##### DATASET ROWS

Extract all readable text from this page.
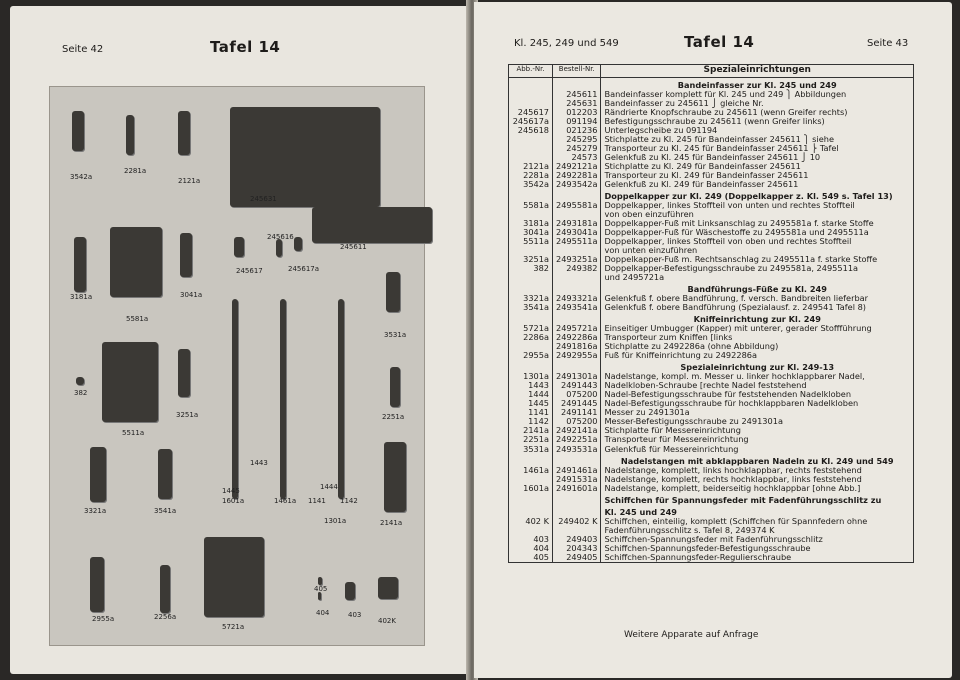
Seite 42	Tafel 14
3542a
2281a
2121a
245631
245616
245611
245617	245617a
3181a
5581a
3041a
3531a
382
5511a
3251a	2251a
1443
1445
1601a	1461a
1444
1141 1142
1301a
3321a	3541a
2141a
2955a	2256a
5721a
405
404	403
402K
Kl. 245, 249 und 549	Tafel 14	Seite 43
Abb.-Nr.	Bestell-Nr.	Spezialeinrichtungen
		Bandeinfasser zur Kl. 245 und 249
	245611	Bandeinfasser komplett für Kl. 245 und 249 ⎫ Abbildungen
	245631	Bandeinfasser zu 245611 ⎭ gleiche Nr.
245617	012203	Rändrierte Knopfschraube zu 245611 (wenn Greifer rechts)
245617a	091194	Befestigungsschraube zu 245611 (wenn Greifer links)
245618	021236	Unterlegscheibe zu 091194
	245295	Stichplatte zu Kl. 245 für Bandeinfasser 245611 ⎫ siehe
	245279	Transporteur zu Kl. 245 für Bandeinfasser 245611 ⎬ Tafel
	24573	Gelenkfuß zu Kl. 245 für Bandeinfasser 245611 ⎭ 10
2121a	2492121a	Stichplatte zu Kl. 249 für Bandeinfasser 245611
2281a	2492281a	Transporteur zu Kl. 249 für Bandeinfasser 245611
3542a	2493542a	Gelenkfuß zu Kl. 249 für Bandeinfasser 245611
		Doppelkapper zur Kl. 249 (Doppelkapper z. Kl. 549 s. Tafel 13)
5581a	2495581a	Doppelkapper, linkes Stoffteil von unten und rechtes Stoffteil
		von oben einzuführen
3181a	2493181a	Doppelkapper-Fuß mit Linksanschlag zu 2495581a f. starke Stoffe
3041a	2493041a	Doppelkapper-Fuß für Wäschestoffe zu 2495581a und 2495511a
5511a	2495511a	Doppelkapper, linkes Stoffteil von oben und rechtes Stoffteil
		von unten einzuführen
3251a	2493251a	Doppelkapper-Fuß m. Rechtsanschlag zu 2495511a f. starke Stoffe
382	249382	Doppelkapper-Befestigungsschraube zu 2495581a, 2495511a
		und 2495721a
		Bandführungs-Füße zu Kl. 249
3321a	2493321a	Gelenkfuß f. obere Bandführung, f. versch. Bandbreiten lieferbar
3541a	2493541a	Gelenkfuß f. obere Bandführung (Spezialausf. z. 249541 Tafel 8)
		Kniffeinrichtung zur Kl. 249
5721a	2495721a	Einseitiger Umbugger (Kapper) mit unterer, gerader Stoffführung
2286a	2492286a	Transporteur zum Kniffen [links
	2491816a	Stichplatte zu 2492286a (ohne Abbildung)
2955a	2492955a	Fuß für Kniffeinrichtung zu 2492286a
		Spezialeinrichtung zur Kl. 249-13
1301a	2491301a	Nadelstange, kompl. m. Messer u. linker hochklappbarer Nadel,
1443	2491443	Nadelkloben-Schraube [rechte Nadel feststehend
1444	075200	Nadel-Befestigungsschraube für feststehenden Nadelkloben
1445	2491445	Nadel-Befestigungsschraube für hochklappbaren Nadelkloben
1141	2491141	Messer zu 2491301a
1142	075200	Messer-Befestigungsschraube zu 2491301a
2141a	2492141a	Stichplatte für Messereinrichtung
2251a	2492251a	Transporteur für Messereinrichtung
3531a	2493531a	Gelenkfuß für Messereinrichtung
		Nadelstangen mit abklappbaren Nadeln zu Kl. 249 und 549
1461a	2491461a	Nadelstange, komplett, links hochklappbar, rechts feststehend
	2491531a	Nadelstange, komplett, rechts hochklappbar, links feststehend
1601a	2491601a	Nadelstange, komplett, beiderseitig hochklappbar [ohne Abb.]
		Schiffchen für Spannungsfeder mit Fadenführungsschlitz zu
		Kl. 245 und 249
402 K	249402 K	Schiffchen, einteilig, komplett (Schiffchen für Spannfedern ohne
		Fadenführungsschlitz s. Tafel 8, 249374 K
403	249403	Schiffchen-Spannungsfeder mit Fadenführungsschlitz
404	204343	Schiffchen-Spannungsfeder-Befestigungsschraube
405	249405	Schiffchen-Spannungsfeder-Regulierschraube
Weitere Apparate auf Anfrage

##########
##### DATASET ROWS

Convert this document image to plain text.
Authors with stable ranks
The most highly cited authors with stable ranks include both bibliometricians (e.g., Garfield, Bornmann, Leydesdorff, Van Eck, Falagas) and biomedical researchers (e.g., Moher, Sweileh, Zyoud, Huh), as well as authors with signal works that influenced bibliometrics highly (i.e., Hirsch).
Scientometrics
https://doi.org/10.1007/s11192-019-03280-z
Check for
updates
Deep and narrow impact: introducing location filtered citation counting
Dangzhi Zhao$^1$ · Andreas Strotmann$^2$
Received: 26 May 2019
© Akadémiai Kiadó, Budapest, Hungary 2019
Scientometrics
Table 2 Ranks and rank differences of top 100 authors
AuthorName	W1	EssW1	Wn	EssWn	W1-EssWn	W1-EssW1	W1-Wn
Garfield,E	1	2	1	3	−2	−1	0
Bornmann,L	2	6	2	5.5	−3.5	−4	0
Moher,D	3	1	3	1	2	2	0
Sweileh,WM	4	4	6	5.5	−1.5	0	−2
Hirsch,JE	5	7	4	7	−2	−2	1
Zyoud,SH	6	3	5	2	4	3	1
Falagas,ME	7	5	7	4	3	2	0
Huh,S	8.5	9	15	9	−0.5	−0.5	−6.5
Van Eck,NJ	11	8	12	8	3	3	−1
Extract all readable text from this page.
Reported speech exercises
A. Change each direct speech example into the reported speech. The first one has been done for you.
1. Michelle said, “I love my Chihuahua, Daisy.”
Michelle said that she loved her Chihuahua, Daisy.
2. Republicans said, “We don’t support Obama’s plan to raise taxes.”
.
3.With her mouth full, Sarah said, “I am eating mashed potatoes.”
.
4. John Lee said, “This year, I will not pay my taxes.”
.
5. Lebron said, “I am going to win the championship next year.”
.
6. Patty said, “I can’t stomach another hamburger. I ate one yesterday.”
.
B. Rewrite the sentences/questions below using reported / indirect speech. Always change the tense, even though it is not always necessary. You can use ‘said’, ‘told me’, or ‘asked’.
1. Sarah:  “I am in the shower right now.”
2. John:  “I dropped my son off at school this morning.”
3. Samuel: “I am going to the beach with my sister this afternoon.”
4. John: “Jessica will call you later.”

##########
##### DATASET ROWS

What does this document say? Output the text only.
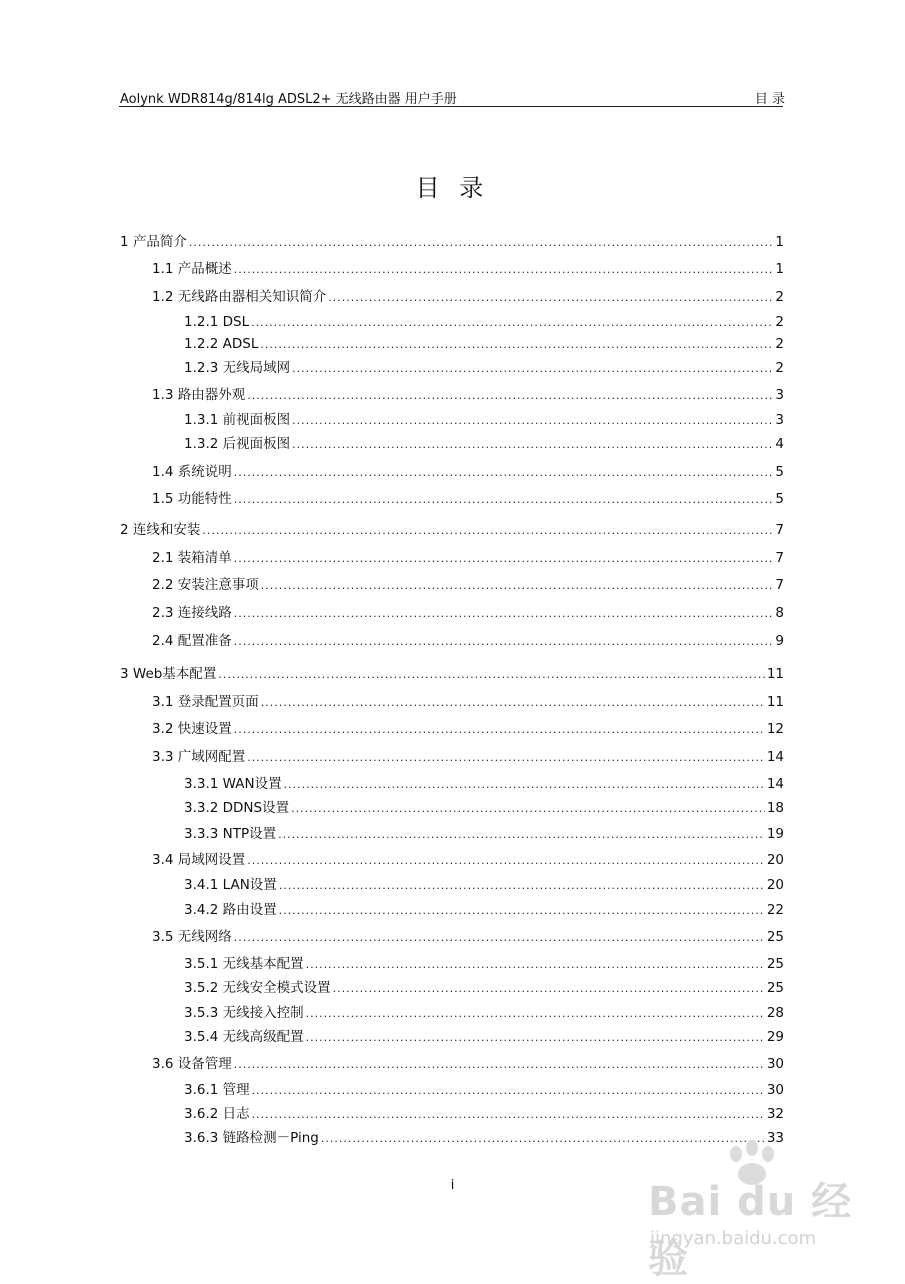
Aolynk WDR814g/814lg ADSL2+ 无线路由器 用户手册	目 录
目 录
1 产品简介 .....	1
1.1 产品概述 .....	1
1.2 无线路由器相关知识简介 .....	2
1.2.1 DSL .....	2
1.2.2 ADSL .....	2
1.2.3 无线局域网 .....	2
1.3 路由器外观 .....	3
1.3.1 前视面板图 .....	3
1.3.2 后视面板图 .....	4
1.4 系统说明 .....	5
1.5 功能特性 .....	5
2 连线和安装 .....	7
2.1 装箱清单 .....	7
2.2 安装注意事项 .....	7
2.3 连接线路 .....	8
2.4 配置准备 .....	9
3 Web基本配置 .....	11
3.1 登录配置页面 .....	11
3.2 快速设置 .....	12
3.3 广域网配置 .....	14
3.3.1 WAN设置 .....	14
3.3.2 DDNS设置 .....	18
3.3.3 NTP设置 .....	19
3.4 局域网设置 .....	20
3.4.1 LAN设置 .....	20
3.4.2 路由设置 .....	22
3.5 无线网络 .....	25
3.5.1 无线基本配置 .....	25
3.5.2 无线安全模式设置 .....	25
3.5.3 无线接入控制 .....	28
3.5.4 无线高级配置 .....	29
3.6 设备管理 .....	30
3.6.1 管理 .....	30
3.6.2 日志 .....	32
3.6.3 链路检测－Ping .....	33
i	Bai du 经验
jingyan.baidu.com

##########

- **THE EXERCISE**
Return every line holding the word "starke" from the records.

- **COMPLETE ANSWER**
3181a	2493181a	Doppelkapper-Fuß mit Linksanschlag zu 2495581a f. starke Stoffe
3251a	2493251a	Doppelkapper-Fuß m. Rechtsanschlag zu 2495511a f. starke Stoffe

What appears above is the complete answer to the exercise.